■ **Request**:
Please render the lines between the one holding "Annotate this image: element" and the one holding "x-tick-label: 2012 <box>279 357 295 388</box>", inclusive, as a JSON list of strings, one string per line, with blank lines and the pictures left out.

═════ Material ═════

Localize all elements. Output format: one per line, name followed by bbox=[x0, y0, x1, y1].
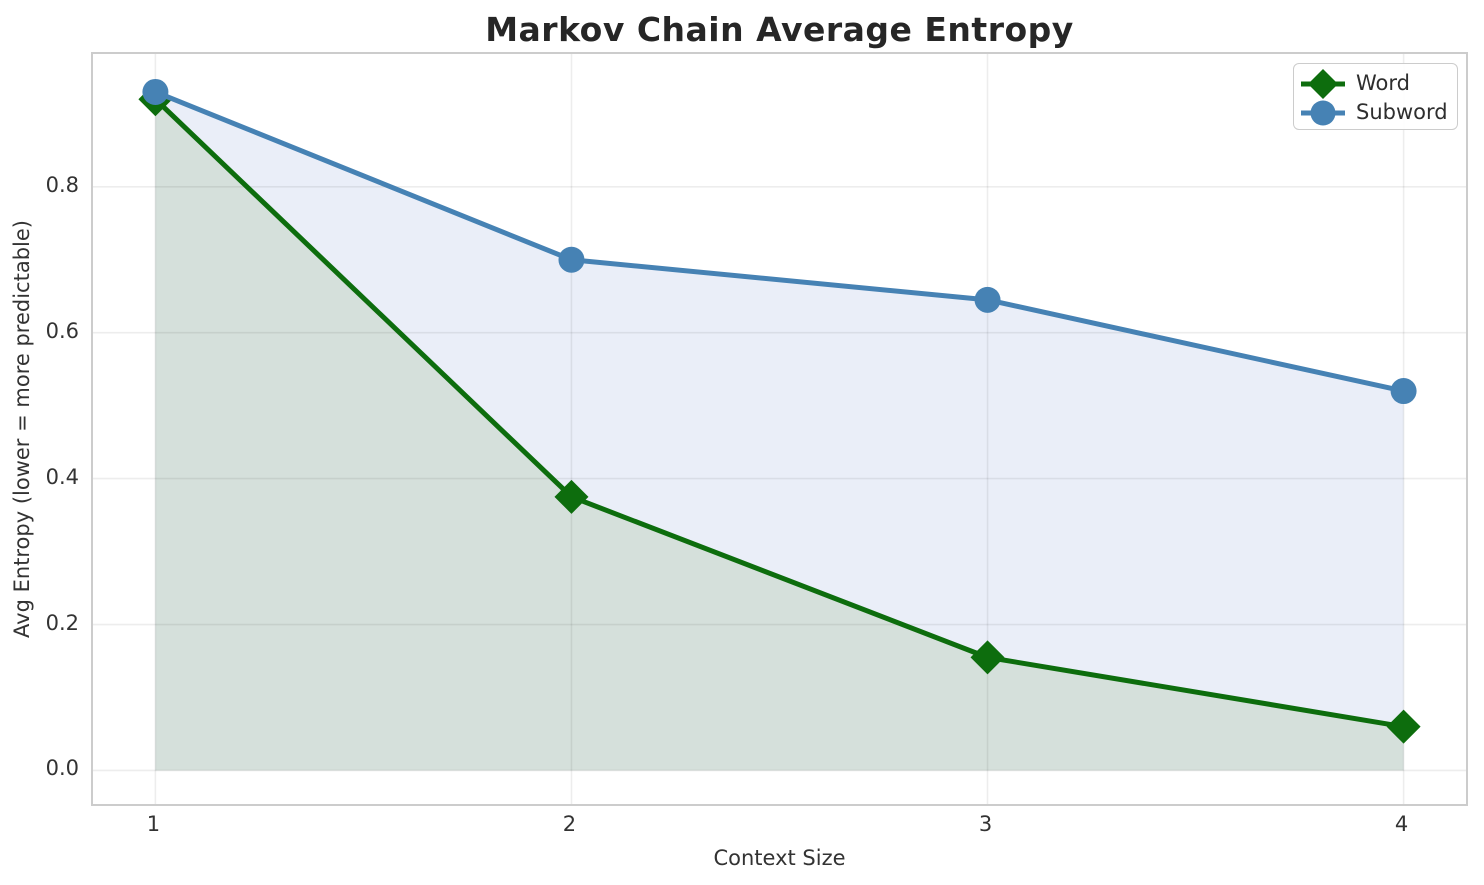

═════
═════ Material ═════

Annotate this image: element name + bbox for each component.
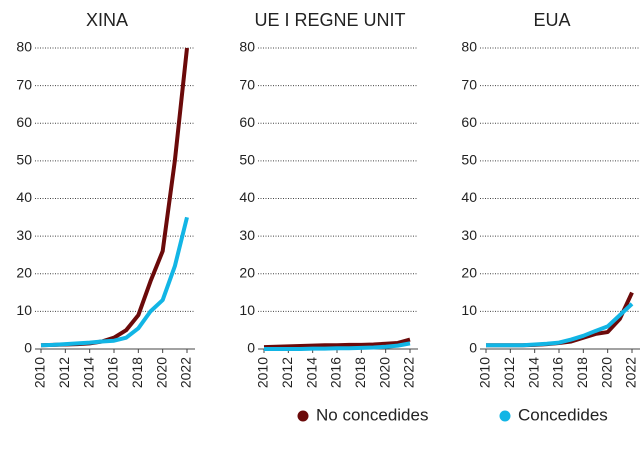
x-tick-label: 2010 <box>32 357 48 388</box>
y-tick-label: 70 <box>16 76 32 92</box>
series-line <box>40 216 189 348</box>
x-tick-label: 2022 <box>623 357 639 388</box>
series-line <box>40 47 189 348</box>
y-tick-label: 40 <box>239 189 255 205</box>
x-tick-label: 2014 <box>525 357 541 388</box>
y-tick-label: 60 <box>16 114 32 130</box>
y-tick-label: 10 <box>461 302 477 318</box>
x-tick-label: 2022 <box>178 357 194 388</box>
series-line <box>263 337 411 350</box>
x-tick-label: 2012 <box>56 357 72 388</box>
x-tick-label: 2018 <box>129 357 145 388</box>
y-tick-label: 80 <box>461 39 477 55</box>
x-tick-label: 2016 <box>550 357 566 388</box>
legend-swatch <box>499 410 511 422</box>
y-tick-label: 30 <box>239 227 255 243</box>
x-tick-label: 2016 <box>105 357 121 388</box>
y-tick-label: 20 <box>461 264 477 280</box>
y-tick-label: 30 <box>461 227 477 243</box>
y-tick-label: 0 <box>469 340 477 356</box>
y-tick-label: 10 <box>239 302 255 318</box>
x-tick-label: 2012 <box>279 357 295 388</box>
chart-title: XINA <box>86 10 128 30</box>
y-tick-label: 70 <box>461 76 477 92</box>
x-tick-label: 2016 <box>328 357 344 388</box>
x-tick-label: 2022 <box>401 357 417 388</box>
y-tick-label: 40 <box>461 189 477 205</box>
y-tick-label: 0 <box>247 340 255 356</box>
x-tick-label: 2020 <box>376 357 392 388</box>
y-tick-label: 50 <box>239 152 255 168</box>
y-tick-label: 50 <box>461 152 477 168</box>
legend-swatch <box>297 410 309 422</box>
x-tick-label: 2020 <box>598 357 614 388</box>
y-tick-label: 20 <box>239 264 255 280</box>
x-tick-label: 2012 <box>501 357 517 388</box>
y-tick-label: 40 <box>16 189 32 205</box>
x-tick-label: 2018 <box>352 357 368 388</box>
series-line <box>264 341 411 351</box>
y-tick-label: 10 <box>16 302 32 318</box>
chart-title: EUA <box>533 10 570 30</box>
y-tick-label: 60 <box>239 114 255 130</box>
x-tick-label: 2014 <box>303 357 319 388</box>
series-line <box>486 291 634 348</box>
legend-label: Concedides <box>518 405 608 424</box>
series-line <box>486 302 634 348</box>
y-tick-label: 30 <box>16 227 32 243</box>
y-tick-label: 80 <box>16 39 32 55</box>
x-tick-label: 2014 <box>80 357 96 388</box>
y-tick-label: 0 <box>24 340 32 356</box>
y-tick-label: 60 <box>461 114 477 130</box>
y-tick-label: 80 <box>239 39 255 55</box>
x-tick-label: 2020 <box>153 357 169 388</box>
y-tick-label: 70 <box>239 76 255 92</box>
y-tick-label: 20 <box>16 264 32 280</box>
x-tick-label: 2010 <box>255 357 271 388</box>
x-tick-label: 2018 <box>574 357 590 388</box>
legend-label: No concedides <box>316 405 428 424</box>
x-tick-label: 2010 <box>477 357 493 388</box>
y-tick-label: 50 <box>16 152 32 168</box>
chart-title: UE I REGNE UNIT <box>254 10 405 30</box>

═════
═════ Material ═════

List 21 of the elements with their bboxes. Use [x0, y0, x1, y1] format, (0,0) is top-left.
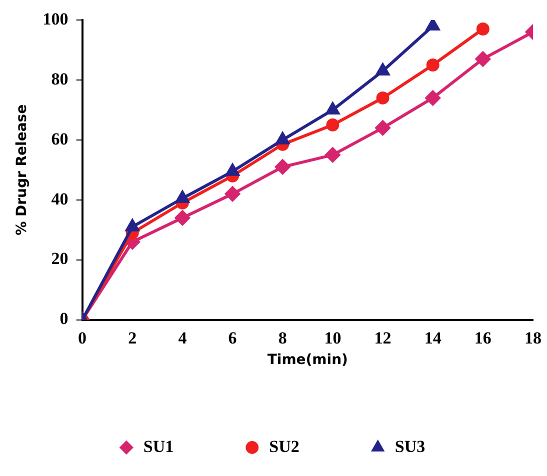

═════

■ **Solution for this exercise**:
[
  "Annotate this image: element name + bbox for each component.",
  "x-tick-label: 2010 <box>32 357 48 388</box>",
  "y-tick-label: 70 <box>16 76 32 92</box>",
  "series-line <box>40 216 189 348</box>",
  "x-tick-label: 2022 <box>623 357 639 388</box>",
  "series-line <box>40 47 189 348</box>",
  "y-tick-label: 40 <box>239 189 255 205</box>",
  "x-tick-label: 2014 <box>525 357 541 388</box>",
  "y-tick-label: 60 <box>16 114 32 130</box>",
  "y-tick-label: 10 <box>461 302 477 318</box>",
  "x-tick-label: 2022 <box>178 357 194 388</box>",
  "series-line <box>263 337 411 350</box>",
  "x-tick-label: 2012 <box>56 357 72 388</box>",
  "x-tick-label: 2018 <box>129 357 145 388</box>",
  "y-tick-label: 80 <box>461 39 477 55</box>",
  "x-tick-label: 2016 <box>550 357 566 388</box>",
  "legend-swatch <box>499 410 511 422</box>",
  "y-tick-label: 30 <box>239 227 255 243</box>",
  "x-tick-label: 2016 <box>105 357 121 388</box>",
  "y-tick-label: 20 <box>461 264 477 280</box>",
  "y-tick-label: 30 <box>461 227 477 243</box>",
  "y-tick-label: 0 <box>469 340 477 356</box>",
  "y-tick-label: 10 <box>239 302 255 318</box>",
  "x-tick-label: 2012 <box>279 357 295 388</box>"
]